■ **Information provided**
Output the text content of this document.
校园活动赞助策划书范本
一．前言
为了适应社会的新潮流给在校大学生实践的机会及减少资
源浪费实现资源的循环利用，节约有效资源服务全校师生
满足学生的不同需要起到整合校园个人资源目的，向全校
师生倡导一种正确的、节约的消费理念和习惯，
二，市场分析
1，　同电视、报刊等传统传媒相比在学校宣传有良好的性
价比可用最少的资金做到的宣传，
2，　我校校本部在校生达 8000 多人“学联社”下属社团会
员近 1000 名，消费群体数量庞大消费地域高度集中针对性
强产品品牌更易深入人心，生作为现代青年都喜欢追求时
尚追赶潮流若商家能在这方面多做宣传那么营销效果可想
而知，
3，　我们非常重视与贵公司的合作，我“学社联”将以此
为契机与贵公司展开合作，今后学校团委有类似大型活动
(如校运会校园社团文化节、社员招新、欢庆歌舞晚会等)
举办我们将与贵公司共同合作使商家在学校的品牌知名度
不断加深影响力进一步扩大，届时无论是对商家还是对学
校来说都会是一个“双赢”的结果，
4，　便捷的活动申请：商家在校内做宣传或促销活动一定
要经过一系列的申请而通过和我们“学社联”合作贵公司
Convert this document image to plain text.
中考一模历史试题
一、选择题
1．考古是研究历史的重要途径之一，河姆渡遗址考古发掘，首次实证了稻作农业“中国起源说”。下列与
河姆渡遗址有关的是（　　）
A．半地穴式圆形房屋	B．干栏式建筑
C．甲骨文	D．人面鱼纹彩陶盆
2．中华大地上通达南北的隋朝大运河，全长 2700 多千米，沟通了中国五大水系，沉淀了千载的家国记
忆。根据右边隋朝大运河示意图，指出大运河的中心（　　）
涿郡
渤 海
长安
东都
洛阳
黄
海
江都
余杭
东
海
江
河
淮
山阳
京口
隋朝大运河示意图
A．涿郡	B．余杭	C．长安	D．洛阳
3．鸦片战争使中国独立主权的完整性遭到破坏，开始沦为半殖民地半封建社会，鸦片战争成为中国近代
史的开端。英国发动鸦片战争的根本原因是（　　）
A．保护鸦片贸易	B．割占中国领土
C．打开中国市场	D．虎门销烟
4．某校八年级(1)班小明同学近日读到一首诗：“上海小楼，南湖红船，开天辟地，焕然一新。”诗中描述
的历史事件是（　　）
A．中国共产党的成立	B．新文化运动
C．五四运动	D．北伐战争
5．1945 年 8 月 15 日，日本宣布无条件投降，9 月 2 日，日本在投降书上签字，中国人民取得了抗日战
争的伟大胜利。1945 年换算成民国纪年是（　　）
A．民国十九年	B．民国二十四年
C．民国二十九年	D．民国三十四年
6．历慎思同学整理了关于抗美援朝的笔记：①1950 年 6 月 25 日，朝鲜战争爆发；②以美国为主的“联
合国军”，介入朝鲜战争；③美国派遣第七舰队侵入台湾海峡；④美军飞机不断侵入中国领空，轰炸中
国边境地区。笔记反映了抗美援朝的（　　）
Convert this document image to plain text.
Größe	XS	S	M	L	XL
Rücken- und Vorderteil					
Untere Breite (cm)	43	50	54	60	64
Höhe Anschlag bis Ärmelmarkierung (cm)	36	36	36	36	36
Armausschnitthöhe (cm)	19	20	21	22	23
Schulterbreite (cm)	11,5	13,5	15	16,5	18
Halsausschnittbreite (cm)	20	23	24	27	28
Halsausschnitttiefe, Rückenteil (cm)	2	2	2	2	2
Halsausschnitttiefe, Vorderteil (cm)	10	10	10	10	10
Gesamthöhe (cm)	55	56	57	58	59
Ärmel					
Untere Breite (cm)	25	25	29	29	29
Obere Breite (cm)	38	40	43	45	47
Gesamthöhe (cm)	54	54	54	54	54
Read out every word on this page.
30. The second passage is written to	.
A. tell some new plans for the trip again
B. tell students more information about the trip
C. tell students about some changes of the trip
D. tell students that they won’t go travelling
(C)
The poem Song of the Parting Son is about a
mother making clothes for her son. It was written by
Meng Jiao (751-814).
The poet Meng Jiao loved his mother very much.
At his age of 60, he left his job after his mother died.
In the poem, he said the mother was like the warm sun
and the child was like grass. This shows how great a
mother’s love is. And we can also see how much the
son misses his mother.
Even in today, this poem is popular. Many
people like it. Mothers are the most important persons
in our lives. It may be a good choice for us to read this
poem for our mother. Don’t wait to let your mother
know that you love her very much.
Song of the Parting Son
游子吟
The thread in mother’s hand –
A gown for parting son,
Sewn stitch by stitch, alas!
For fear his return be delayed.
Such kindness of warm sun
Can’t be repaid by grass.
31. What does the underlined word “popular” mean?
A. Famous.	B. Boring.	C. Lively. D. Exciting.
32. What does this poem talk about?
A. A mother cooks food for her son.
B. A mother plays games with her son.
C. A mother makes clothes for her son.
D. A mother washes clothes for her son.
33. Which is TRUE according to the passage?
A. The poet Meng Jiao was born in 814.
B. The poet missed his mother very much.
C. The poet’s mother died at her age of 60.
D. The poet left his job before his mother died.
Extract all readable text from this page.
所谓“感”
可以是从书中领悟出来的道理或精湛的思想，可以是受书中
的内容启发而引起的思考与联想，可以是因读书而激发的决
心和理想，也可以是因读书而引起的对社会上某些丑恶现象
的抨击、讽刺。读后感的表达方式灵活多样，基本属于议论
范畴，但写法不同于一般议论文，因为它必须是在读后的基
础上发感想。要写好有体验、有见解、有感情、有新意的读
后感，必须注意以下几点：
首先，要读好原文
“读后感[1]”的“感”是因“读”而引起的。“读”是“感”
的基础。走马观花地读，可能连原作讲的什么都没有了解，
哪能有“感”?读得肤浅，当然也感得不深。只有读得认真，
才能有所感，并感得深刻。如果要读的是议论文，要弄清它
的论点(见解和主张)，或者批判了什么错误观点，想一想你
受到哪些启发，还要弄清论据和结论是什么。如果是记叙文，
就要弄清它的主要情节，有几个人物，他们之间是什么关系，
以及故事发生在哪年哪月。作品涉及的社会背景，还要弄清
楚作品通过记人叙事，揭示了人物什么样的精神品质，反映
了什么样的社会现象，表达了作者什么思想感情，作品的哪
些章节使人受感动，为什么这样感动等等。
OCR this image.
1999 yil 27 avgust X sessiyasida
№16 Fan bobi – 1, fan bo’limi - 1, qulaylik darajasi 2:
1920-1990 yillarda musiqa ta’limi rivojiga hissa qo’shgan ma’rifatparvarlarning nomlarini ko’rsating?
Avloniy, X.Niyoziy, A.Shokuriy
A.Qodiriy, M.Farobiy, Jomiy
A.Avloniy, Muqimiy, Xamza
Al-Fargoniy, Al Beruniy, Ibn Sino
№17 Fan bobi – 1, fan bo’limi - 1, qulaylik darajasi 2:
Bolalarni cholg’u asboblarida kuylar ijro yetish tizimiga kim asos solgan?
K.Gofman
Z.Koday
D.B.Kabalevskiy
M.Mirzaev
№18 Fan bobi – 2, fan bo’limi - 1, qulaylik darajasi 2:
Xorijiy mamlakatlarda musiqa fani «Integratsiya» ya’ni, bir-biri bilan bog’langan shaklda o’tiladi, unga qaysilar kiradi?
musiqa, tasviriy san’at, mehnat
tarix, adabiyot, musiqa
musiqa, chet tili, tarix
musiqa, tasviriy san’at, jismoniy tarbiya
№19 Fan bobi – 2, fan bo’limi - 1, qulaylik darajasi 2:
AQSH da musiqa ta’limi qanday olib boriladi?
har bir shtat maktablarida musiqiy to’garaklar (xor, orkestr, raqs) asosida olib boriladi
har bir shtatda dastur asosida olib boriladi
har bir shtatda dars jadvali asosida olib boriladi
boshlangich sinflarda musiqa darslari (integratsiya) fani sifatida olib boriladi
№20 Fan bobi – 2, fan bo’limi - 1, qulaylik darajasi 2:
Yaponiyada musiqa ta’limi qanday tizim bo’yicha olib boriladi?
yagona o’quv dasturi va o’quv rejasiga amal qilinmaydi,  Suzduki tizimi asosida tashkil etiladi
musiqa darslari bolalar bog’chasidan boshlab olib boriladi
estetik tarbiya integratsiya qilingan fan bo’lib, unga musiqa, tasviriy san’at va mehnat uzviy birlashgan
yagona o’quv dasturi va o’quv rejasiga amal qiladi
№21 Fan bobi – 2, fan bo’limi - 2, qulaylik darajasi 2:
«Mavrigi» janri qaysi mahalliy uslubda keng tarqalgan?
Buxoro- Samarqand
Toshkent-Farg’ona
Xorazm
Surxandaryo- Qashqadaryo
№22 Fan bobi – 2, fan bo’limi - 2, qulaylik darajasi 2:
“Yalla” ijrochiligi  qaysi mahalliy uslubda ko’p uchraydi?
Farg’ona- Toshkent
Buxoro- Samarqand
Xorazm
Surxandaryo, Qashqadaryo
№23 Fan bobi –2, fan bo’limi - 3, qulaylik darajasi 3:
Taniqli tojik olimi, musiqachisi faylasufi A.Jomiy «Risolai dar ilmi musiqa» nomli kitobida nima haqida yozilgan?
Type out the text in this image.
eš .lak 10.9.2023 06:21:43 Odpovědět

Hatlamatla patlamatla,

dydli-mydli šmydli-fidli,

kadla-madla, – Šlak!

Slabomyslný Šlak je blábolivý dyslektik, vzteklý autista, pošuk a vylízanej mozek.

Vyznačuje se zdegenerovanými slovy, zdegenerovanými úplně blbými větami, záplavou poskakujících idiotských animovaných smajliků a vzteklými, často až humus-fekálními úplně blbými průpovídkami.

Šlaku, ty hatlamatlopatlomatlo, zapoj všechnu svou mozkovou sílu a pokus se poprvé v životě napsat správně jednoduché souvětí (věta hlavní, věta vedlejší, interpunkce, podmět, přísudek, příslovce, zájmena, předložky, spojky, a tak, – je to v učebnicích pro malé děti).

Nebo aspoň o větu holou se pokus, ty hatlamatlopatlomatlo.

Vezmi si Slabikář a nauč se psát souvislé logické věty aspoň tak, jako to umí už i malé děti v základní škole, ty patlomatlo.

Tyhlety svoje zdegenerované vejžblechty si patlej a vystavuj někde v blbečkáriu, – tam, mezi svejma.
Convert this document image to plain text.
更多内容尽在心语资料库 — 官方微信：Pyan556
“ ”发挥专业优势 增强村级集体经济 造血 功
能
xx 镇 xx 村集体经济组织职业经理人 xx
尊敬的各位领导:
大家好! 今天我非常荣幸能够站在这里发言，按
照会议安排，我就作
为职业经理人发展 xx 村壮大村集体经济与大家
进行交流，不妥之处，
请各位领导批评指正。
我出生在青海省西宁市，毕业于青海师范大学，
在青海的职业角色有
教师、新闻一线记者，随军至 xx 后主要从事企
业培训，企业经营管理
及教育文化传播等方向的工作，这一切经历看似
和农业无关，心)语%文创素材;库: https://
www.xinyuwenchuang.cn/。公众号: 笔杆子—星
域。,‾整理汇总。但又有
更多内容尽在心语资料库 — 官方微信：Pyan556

■ **Exercise description**
Take the lines above from the one holding "Type out the text in this image." to the last and output them exactly.

■ **Result for this exercise**
Type out the text in this image.
eš .lak 10.9.2023 06:21:43 Odpovědět

Hatlamatla patlamatla,

dydli-mydli šmydli-fidli,

kadla-madla, – Šlak!

Slabomyslný Šlak je blábolivý dyslektik, vzteklý autista, pošuk a vylízanej mozek.

Vyznačuje se zdegenerovanými slovy, zdegenerovanými úplně blbými větami, záplavou poskakujících idiotských animovaných smajliků a vzteklými, často až humus-fekálními úplně blbými průpovídkami.

Šlaku, ty hatlamatlopatlomatlo, zapoj všechnu svou mozkovou sílu a pokus se poprvé v životě napsat správně jednoduché souvětí (věta hlavní, věta vedlejší, interpunkce, podmět, přísudek, příslovce, zájmena, předložky, spojky, a tak, – je to v učebnicích pro malé děti).

Nebo aspoň o větu holou se pokus, ty hatlamatlopatlomatlo.

Vezmi si Slabikář a nauč se psát souvislé logické věty aspoň tak, jako to umí už i malé děti v základní škole, ty patlomatlo.

Tyhlety svoje zdegenerované vejžblechty si patlej a vystavuj někde v blbečkáriu, – tam, mezi svejma.
Convert this document image to plain text.
更多内容尽在心语资料库 — 官方微信：Pyan556
“ ”发挥专业优势 增强村级集体经济 造血 功
能
xx 镇 xx 村集体经济组织职业经理人 xx
尊敬的各位领导:
大家好! 今天我非常荣幸能够站在这里发言，按
照会议安排，我就作
为职业经理人发展 xx 村壮大村集体经济与大家
进行交流，不妥之处，
请各位领导批评指正。
我出生在青海省西宁市，毕业于青海师范大学，
在青海的职业角色有
教师、新闻一线记者，随军至 xx 后主要从事企
业培训，企业经营管理
及教育文化传播等方向的工作，这一切经历看似
和农业无关，心)语%文创素材;库: https://
www.xinyuwenchuang.cn/。公众号: 笔杆子—星
域。,‾整理汇总。但又有
更多内容尽在心语资料库 — 官方微信：Pyan556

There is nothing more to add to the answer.